#### [Task to carry out]
Look through the records and report how many lines include the word "Unit", with no other words.

#### [Provided data]
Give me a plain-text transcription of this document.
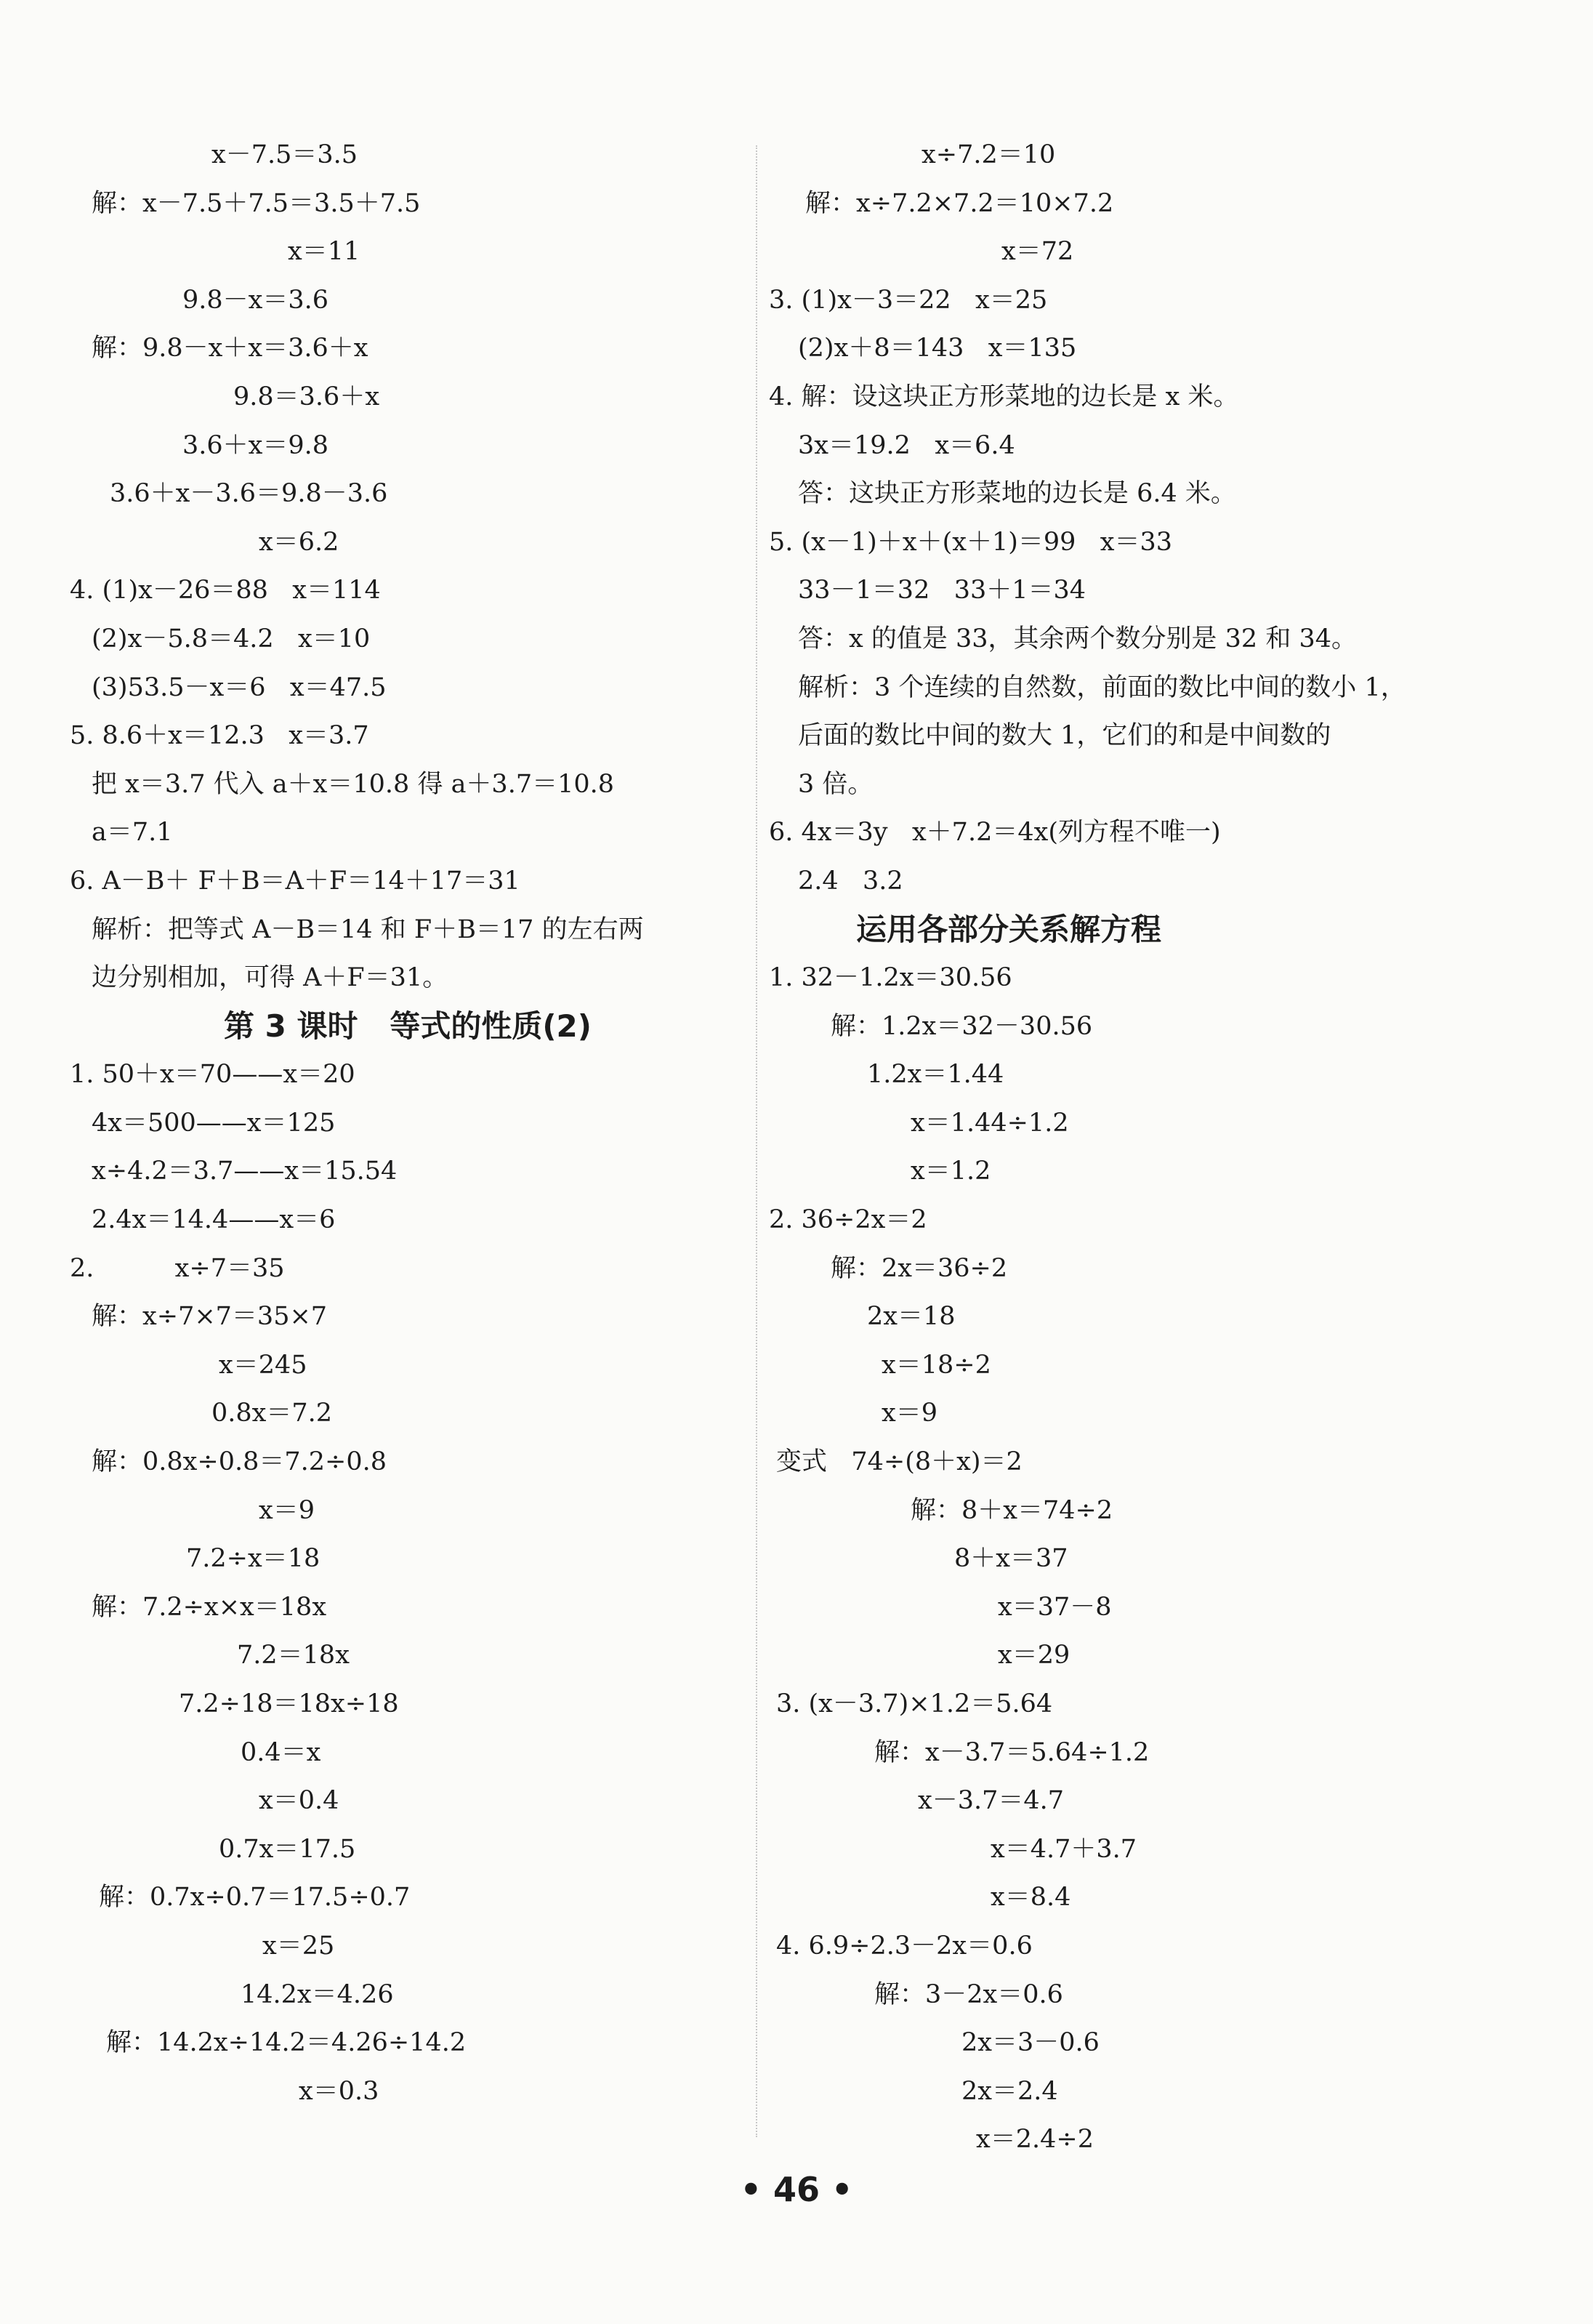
x－7.5＝3.5
解：x－7.5＋7.5＝3.5＋7.5
x＝11
9.8－x＝3.6
解：9.8－x＋x＝3.6＋x
9.8＝3.6＋x
3.6＋x＝9.8
3.6＋x－3.6＝9.8－3.6
x＝6.2
4. (1)x－26＝88   x＝114
(2)x－5.8＝4.2   x＝10
(3)53.5－x＝6   x＝47.5
5. 8.6＋x＝12.3   x＝3.7
把 x＝3.7 代入 a＋x＝10.8 得 a＋3.7＝10.8
a＝7.1
6. A－B＋ F＋B＝A＋F＝14＋17＝31
解析：把等式 A－B＝14 和 F＋B＝17 的左右两
边分别相加，可得 A＋F＝31。
第 3 课时   等式的性质(2)
1. 50＋x＝70——x＝20
4x＝500——x＝125
x÷4.2＝3.7——x＝15.54
2.4x＝14.4——x＝6
2.          x÷7＝35
解：x÷7×7＝35×7
x＝245
0.8x＝7.2
解：0.8x÷0.8＝7.2÷0.8
x＝9
7.2÷x＝18
解：7.2÷x×x＝18x
7.2＝18x
7.2÷18＝18x÷18
0.4＝x
x＝0.4
0.7x＝17.5
解：0.7x÷0.7＝17.5÷0.7
x＝25
14.2x＝4.26
解：14.2x÷14.2＝4.26÷14.2
x＝0.3
x÷7.2＝10
解：x÷7.2×7.2＝10×7.2
x＝72
3. (1)x－3＝22   x＝25
(2)x＋8＝143   x＝135
4. 解：设这块正方形菜地的边长是 x 米。
3x＝19.2   x＝6.4
答：这块正方形菜地的边长是 6.4 米。
5. (x－1)＋x＋(x＋1)＝99   x＝33
33－1＝32   33＋1＝34
答：x 的值是 33，其余两个数分别是 32 和 34。
解析：3 个连续的自然数，前面的数比中间的数小 1，
后面的数比中间的数大 1，它们的和是中间数的
3 倍。
6. 4x＝3y   x＋7.2＝4x(列方程不唯一)
2.4   3.2
运用各部分关系解方程
1. 32－1.2x＝30.56
解：1.2x＝32－30.56
1.2x＝1.44
x＝1.44÷1.2
x＝1.2
2. 36÷2x＝2
解：2x＝36÷2
2x＝18
x＝18÷2
x＝9
变式   74÷(8＋x)＝2
解：8＋x＝74÷2
8＋x＝37
x＝37－8
x＝29
3. (x－3.7)×1.2＝5.64
解：x－3.7＝5.64÷1.2
x－3.7＝4.7
x＝4.7＋3.7
x＝8.4
4. 6.9÷2.3－2x＝0.6
解：3－2x＝0.6
2x＝3－0.6
2x＝2.4
x＝2.4÷2
• 46 •
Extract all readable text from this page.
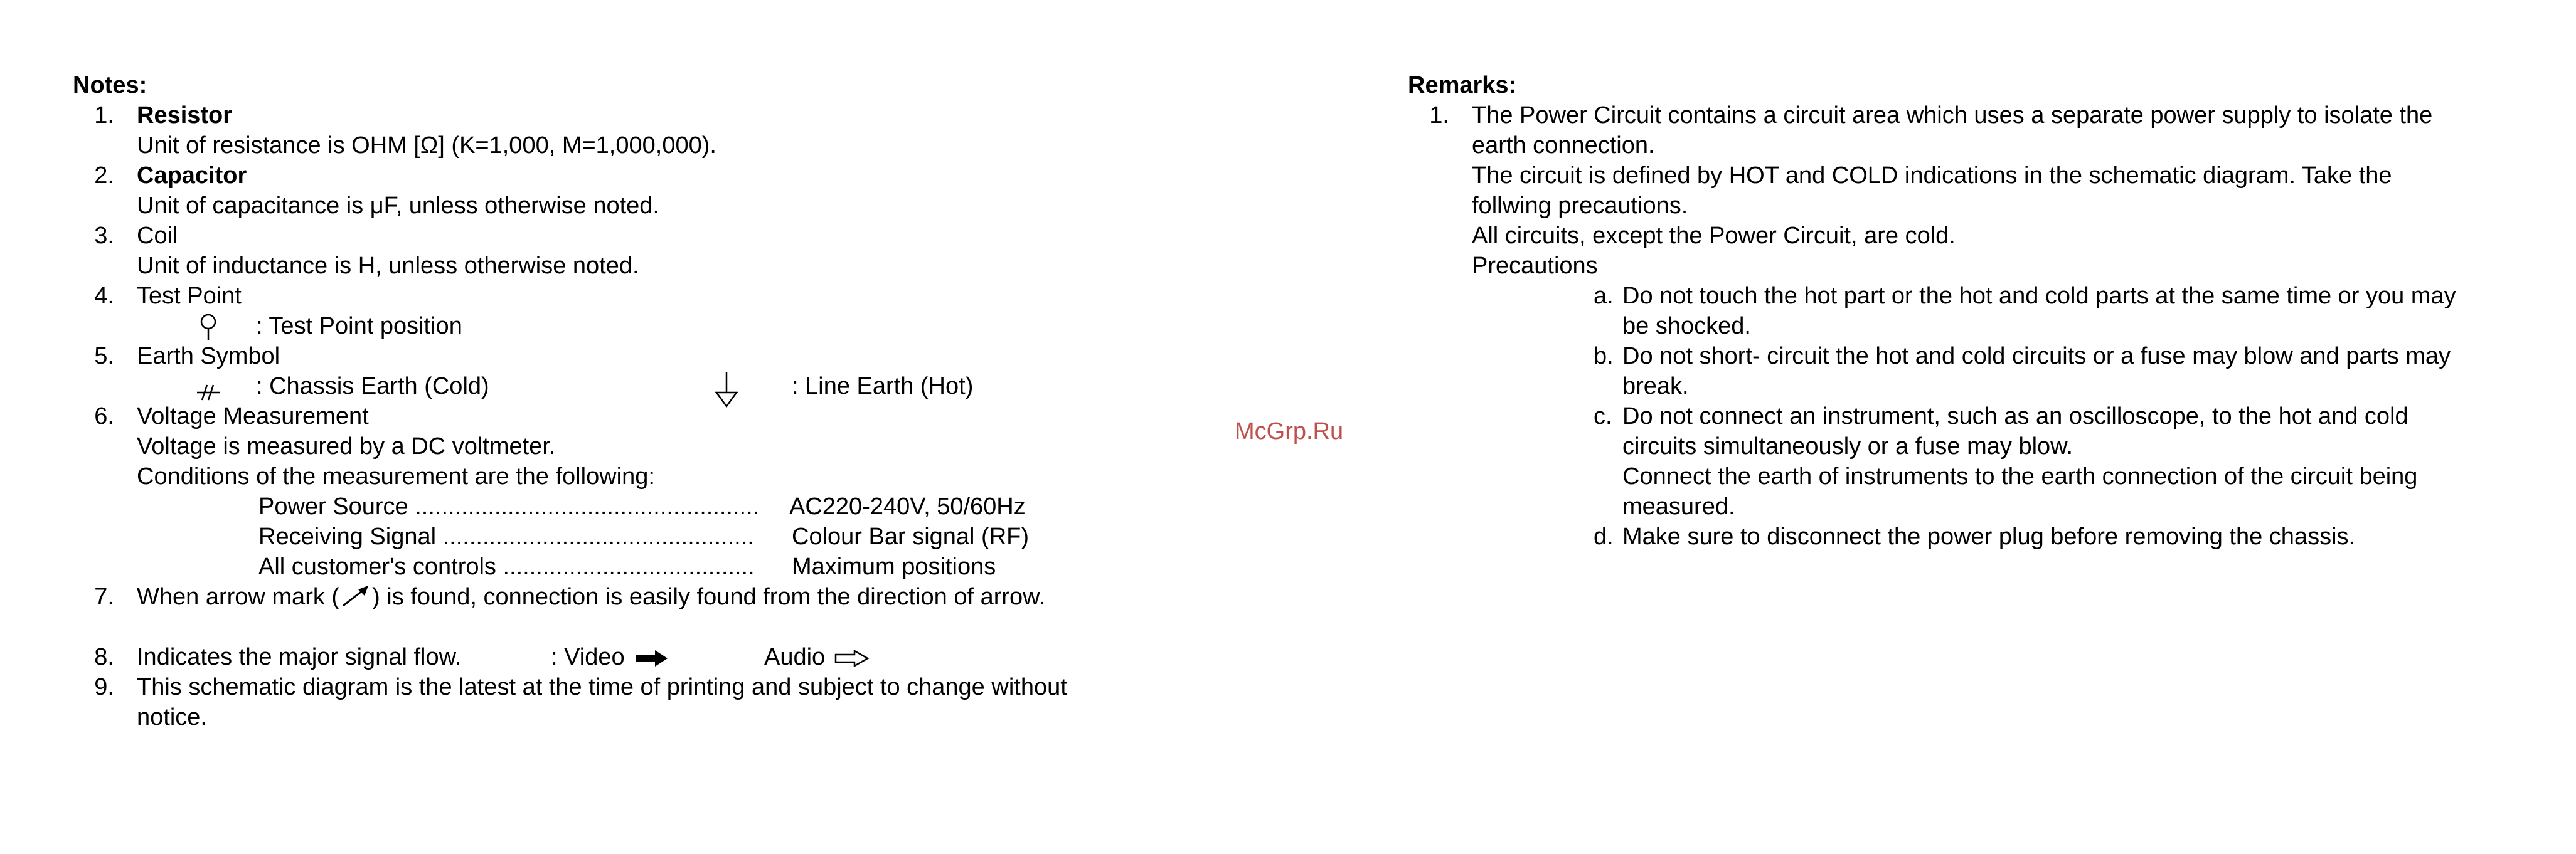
Notes:
1. Resistor
Unit of resistance is OHM [Ω] (K=1,000, M=1,000,000).
2. Capacitor
Unit of capacitance is μF, unless otherwise noted.
3. Coil
Unit of inductance is H, unless otherwise noted.
4. Test Point
: Test Point position
5. Earth Symbol
: Chassis Earth (Cold)	: Line Earth (Hot)
6. Voltage Measurement
Voltage is measured by a DC voltmeter.
Conditions of the measurement are the following:
Power Source .................................................... AC220-240V, 50/60Hz
Receiving Signal ............................................... Colour Bar signal (RF)
All customer's controls ...................................... Maximum positions
7. When arrow mark ( ) is found, connection is easily found from the direction of arrow.
8. Indicates the major signal flow.	: Video	Audio
9. This schematic diagram is the latest at the time of printing and subject to change without
notice.
McGrp.Ru
Remarks:
1. The Power Circuit contains a circuit area which uses a separate power supply to isolate the
earth connection.
The circuit is defined by HOT and COLD indications in the schematic diagram. Take the
follwing precautions.
All circuits, except the Power Circuit, are cold.
Precautions
a. Do not touch the hot part or the hot and cold parts at the same time or you may
be shocked.
b. Do not short- circuit the hot and cold circuits or a fuse may blow and parts may
break.
c. Do not connect an instrument, such as an oscilloscope, to the hot and cold
circuits simultaneously or a fuse may blow.
Connect the earth of instruments to the earth connection of the circuit being
measured.
d. Make sure to disconnect the power plug before removing the chassis.
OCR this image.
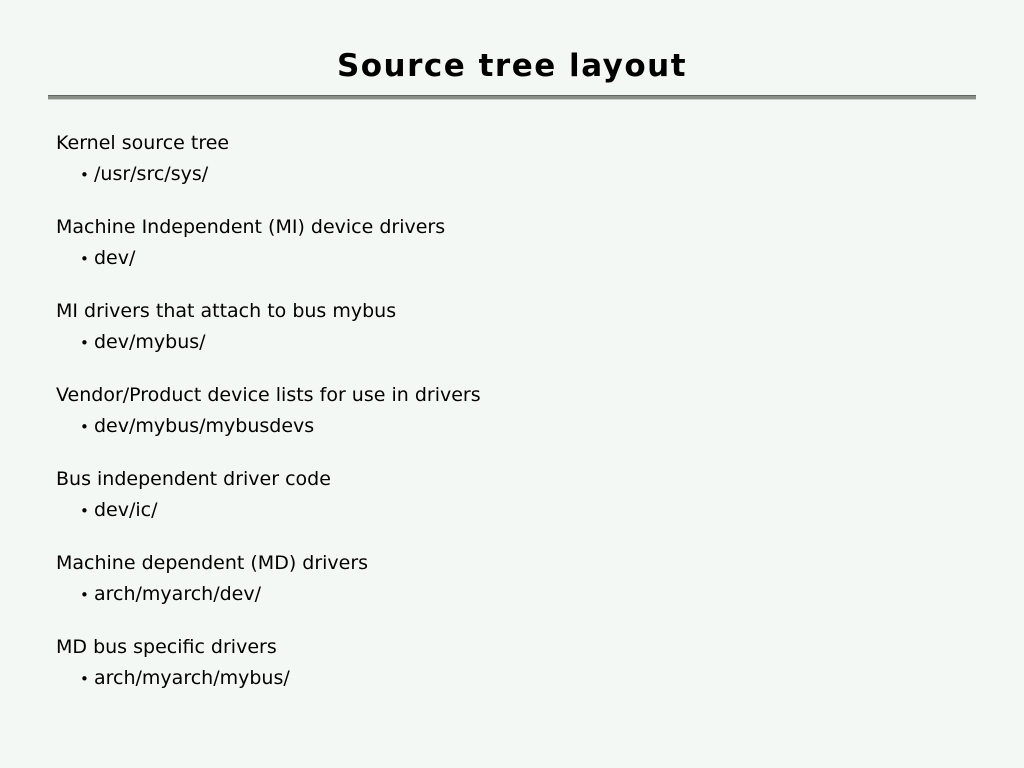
Source tree layout
Kernel source tree
• /usr/src/sys/
Machine Independent (MI) device drivers
• dev/
MI drivers that attach to bus mybus
• dev/mybus/
Vendor/Product device lists for use in drivers
• dev/mybus/mybusdevs
Bus independent driver code
• dev/ic/
Machine dependent (MD) drivers
• arch/myarch/dev/
MD bus specific drivers
• arch/myarch/mybus/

#### [Complete response]
3